>> Start Provided data
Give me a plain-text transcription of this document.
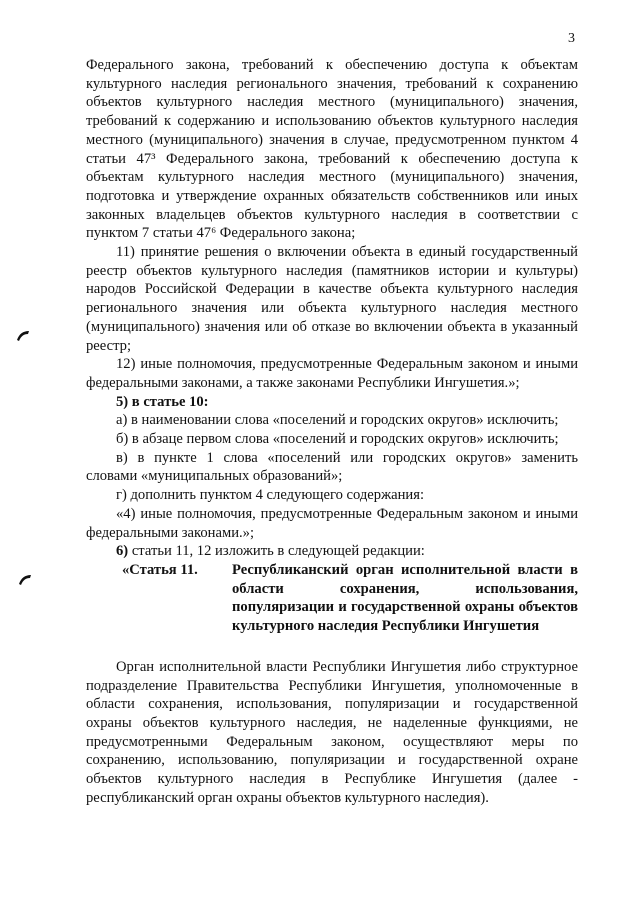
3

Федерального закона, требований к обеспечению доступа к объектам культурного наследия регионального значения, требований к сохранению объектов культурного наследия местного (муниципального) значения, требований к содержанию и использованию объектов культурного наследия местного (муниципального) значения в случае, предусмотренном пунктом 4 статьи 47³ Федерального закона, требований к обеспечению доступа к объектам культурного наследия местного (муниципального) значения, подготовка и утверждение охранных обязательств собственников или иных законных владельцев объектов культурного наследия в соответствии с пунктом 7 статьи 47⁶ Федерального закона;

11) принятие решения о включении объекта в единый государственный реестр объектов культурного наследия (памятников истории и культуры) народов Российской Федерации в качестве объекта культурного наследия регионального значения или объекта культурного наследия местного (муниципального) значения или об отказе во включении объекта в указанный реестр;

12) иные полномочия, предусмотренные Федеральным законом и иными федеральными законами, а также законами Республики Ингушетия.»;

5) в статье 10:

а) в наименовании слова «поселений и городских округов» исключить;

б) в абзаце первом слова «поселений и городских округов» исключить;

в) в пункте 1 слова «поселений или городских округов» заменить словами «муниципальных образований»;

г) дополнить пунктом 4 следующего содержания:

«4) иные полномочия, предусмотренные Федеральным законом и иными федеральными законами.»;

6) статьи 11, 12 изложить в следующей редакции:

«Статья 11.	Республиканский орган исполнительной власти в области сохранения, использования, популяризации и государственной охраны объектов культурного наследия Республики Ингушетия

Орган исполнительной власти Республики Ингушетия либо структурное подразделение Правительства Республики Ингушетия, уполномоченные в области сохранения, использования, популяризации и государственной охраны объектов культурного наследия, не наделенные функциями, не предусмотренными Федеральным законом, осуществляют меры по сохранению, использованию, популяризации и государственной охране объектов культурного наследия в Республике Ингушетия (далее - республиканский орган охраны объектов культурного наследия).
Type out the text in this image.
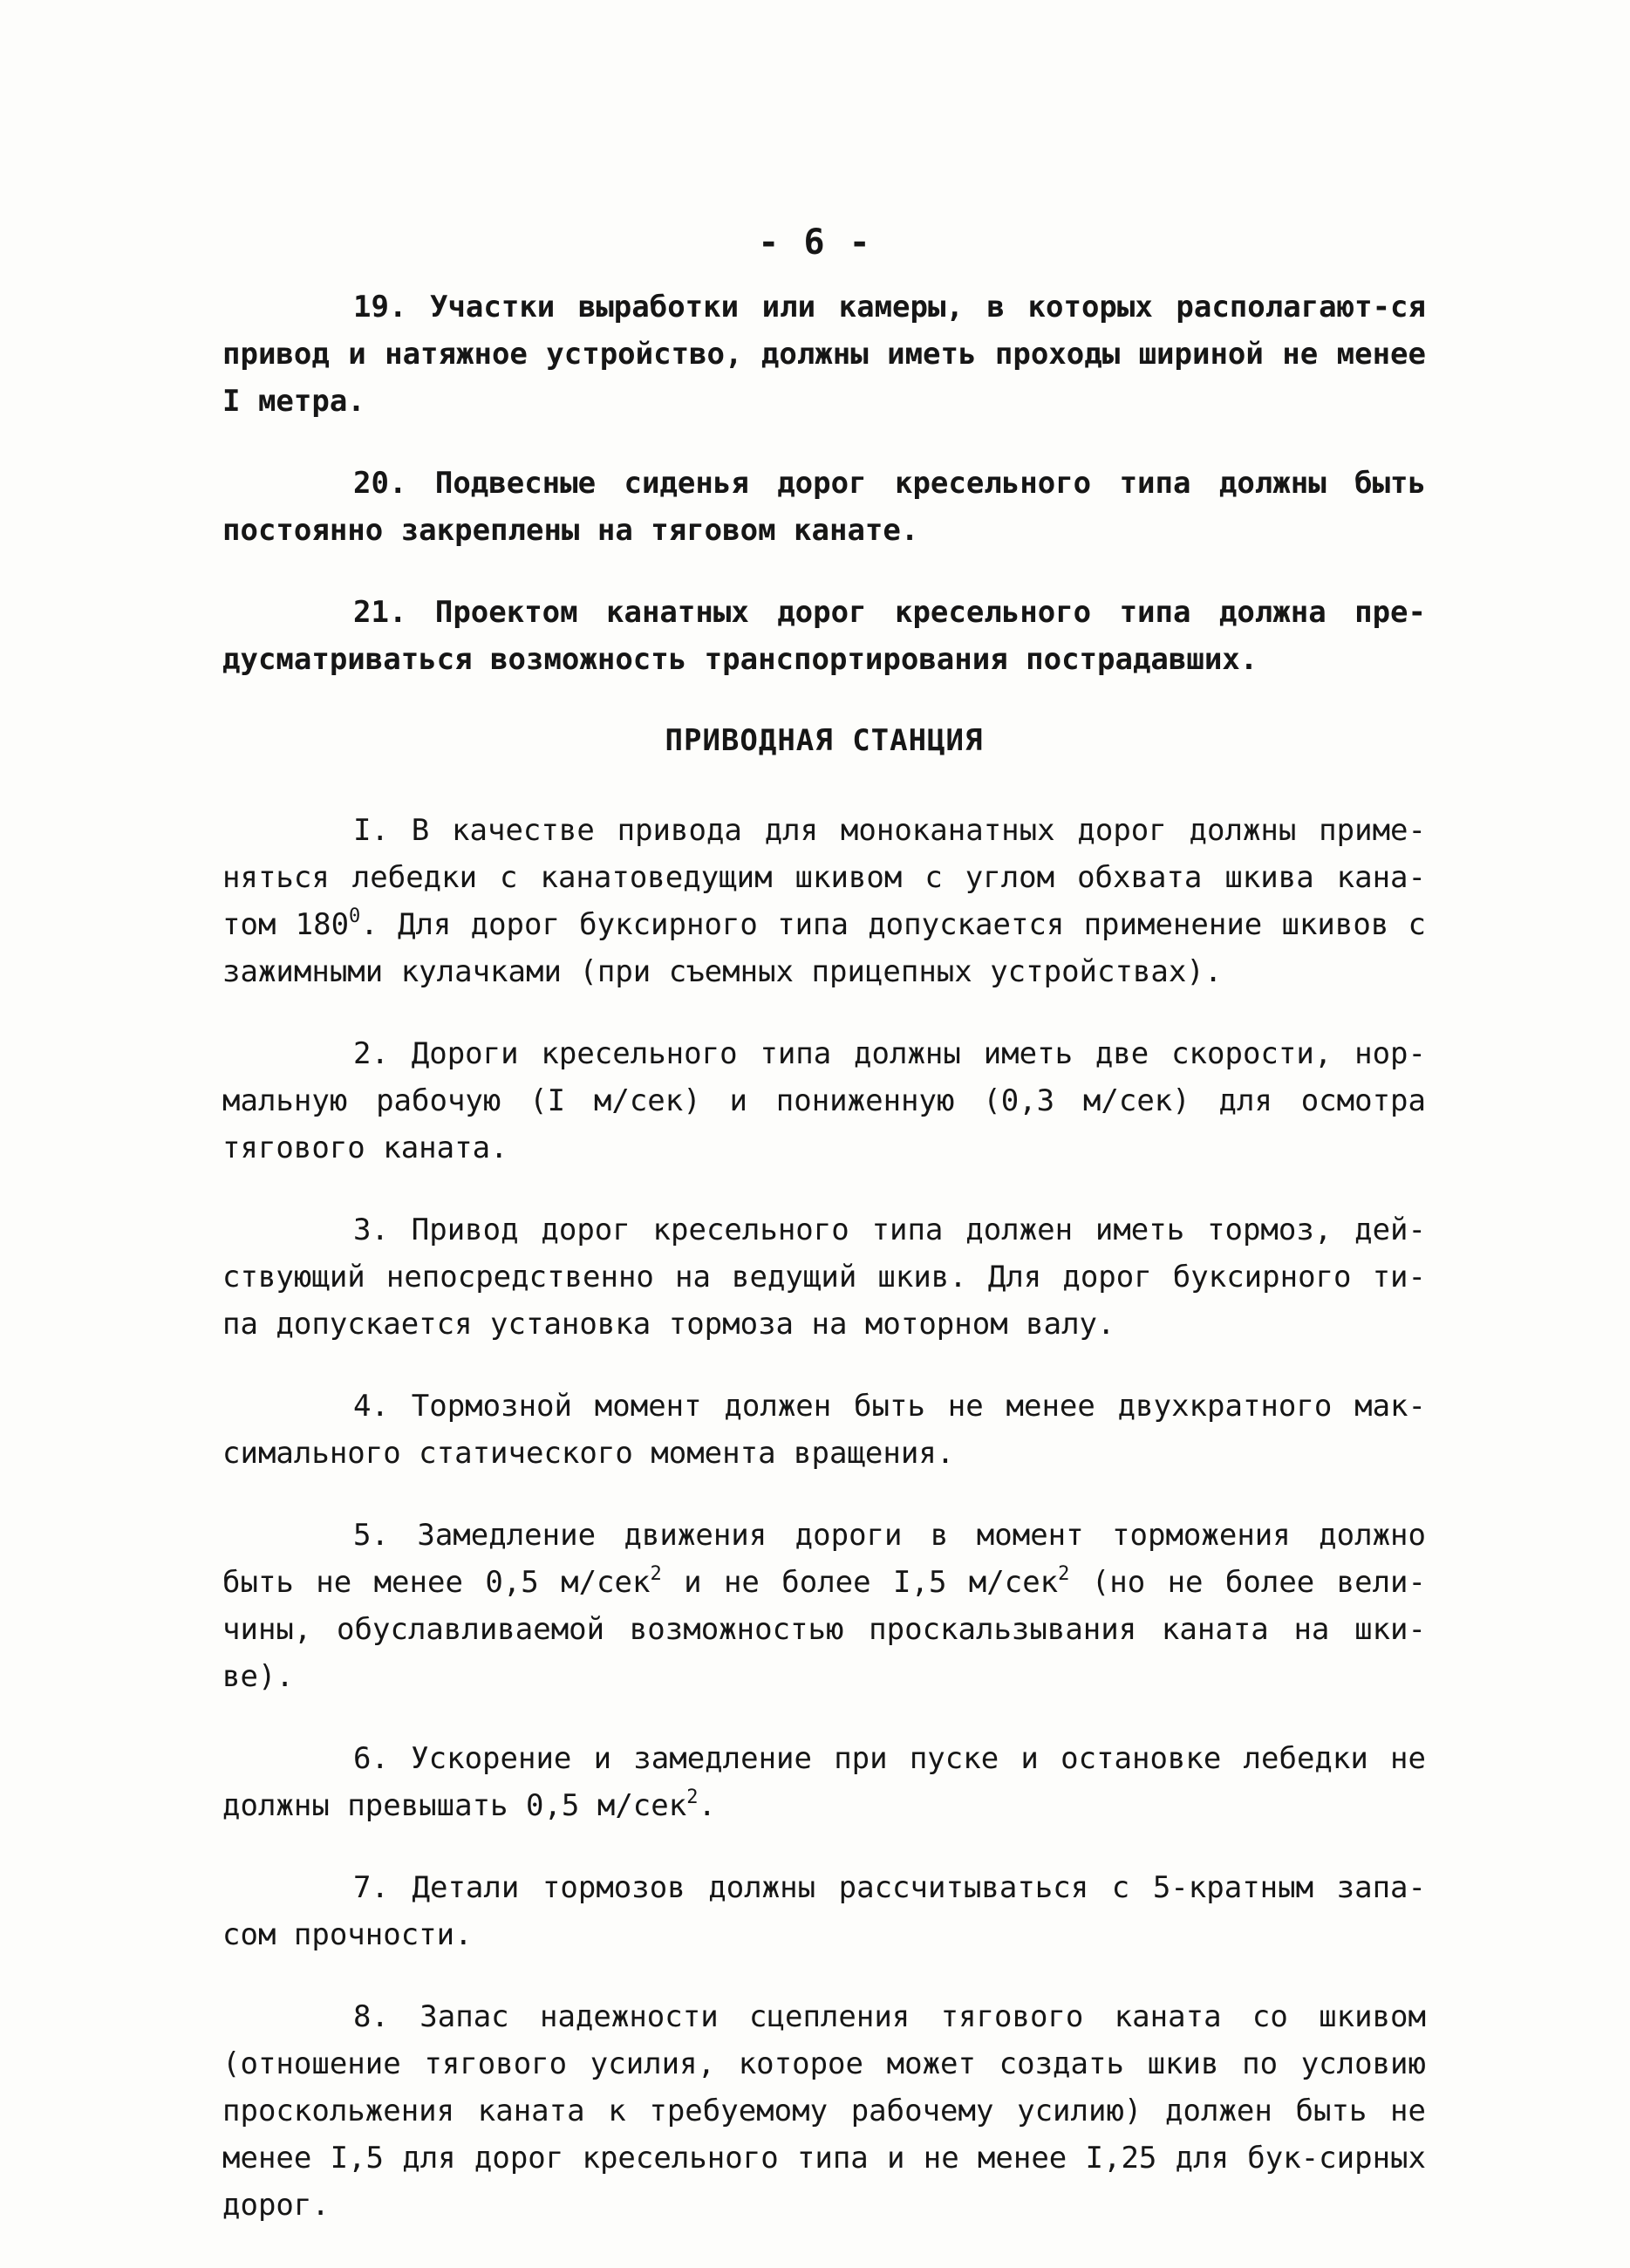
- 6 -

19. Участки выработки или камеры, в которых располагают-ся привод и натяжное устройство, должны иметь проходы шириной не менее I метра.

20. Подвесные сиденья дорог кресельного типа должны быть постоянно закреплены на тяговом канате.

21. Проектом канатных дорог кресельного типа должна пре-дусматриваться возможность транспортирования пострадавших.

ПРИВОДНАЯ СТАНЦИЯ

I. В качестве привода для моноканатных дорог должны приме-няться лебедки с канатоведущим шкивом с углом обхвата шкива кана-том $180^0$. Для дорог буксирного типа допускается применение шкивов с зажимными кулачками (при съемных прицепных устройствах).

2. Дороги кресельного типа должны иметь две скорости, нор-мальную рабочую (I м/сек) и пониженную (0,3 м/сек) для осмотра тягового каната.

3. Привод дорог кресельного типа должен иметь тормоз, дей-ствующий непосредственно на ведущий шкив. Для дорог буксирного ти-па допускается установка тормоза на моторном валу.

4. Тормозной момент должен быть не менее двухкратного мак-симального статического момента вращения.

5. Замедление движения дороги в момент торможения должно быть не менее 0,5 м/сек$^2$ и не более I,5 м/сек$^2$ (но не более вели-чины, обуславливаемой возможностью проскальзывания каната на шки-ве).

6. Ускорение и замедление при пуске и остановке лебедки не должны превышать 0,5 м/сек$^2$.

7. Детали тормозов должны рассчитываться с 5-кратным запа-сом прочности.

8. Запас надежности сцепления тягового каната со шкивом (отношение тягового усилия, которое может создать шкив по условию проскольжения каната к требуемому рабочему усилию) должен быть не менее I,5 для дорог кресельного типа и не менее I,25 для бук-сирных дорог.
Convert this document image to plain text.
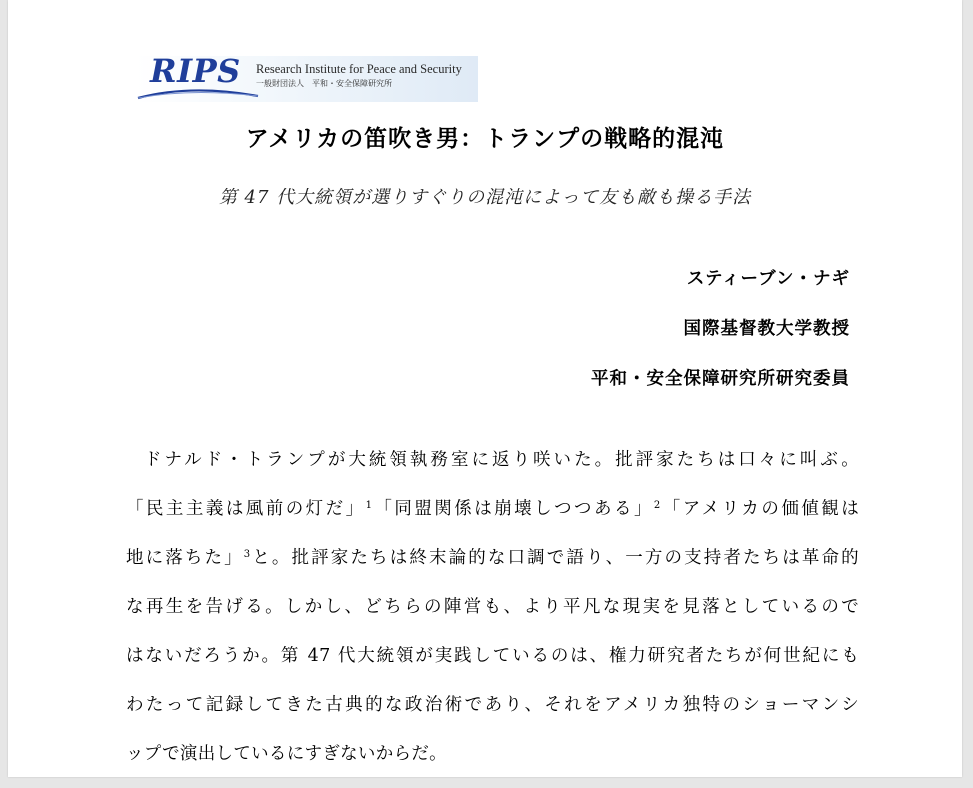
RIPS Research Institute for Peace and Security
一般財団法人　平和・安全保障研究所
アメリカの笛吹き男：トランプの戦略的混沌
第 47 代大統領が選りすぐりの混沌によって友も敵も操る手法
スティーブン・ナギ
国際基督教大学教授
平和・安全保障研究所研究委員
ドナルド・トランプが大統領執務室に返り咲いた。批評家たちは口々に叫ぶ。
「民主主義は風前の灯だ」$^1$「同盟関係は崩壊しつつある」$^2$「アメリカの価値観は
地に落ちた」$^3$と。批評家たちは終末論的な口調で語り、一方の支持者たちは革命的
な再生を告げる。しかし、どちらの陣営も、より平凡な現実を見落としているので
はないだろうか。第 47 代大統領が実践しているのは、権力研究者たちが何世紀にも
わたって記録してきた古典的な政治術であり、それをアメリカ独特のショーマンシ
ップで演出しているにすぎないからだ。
>> End Provided data
* **Exercise**: Can the entries above be repeated exactly, without their pictures?

* **Solution to this exercise**:
Give me a plain-text transcription of this document.
3

Федерального закона, требований к обеспечению доступа к объектам культурного наследия регионального значения, требований к сохранению объектов культурного наследия местного (муниципального) значения, требований к содержанию и использованию объектов культурного наследия местного (муниципального) значения в случае, предусмотренном пунктом 4 статьи 47³ Федерального закона, требований к обеспечению доступа к объектам культурного наследия местного (муниципального) значения, подготовка и утверждение охранных обязательств собственников или иных законных владельцев объектов культурного наследия в соответствии с пунктом 7 статьи 47⁶ Федерального закона;

11) принятие решения о включении объекта в единый государственный реестр объектов культурного наследия (памятников истории и культуры) народов Российской Федерации в качестве объекта культурного наследия регионального значения или объекта культурного наследия местного (муниципального) значения или об отказе во включении объекта в указанный реестр;

12) иные полномочия, предусмотренные Федеральным законом и иными федеральными законами, а также законами Республики Ингушетия.»;

5) в статье 10:

а) в наименовании слова «поселений и городских округов» исключить;

б) в абзаце первом слова «поселений и городских округов» исключить;

в) в пункте 1 слова «поселений или городских округов» заменить словами «муниципальных образований»;

г) дополнить пунктом 4 следующего содержания:

«4) иные полномочия, предусмотренные Федеральным законом и иными федеральными законами.»;

6) статьи 11, 12 изложить в следующей редакции:

«Статья 11.	Республиканский орган исполнительной власти в области сохранения, использования, популяризации и государственной охраны объектов культурного наследия Республики Ингушетия

Орган исполнительной власти Республики Ингушетия либо структурное подразделение Правительства Республики Ингушетия, уполномоченные в области сохранения, использования, популяризации и государственной охраны объектов культурного наследия, не наделенные функциями, не предусмотренными Федеральным законом, осуществляют меры по сохранению, использованию, популяризации и государственной охране объектов культурного наследия в Республике Ингушетия (далее - республиканский орган охраны объектов культурного наследия).
Type out the text in this image.
- 6 -

19. Участки выработки или камеры, в которых располагают-ся привод и натяжное устройство, должны иметь проходы шириной не менее I метра.

20. Подвесные сиденья дорог кресельного типа должны быть постоянно закреплены на тяговом канате.

21. Проектом канатных дорог кресельного типа должна пре-дусматриваться возможность транспортирования пострадавших.

ПРИВОДНАЯ СТАНЦИЯ

I. В качестве привода для моноканатных дорог должны приме-няться лебедки с канатоведущим шкивом с углом обхвата шкива кана-том $180^0$. Для дорог буксирного типа допускается применение шкивов с зажимными кулачками (при съемных прицепных устройствах).

2. Дороги кресельного типа должны иметь две скорости, нор-мальную рабочую (I м/сек) и пониженную (0,3 м/сек) для осмотра тягового каната.

3. Привод дорог кресельного типа должен иметь тормоз, дей-ствующий непосредственно на ведущий шкив. Для дорог буксирного ти-па допускается установка тормоза на моторном валу.

4. Тормозной момент должен быть не менее двухкратного мак-симального статического момента вращения.

5. Замедление движения дороги в момент торможения должно быть не менее 0,5 м/сек$^2$ и не более I,5 м/сек$^2$ (но не более вели-чины, обуславливаемой возможностью проскальзывания каната на шки-ве).

6. Ускорение и замедление при пуске и остановке лебедки не должны превышать 0,5 м/сек$^2$.

7. Детали тормозов должны рассчитываться с 5-кратным запа-сом прочности.

8. Запас надежности сцепления тягового каната со шкивом (отношение тягового усилия, которое может создать шкив по условию проскольжения каната к требуемому рабочему усилию) должен быть не менее I,5 для дорог кресельного типа и не менее I,25 для бук-сирных дорог.
Convert this document image to plain text.
RIPS Research Institute for Peace and Security
一般財団法人　平和・安全保障研究所
アメリカの笛吹き男：トランプの戦略的混沌
第 47 代大統領が選りすぐりの混沌によって友も敵も操る手法
スティーブン・ナギ
国際基督教大学教授
平和・安全保障研究所研究委員
ドナルド・トランプが大統領執務室に返り咲いた。批評家たちは口々に叫ぶ。
「民主主義は風前の灯だ」$^1$「同盟関係は崩壊しつつある」$^2$「アメリカの価値観は
地に落ちた」$^3$と。批評家たちは終末論的な口調で語り、一方の支持者たちは革命的
な再生を告げる。しかし、どちらの陣営も、より平凡な現実を見落としているので
はないだろうか。第 47 代大統領が実践しているのは、権力研究者たちが何世紀にも
わたって記録してきた古典的な政治術であり、それをアメリカ独特のショーマンシ
ップで演出しているにすぎないからだ。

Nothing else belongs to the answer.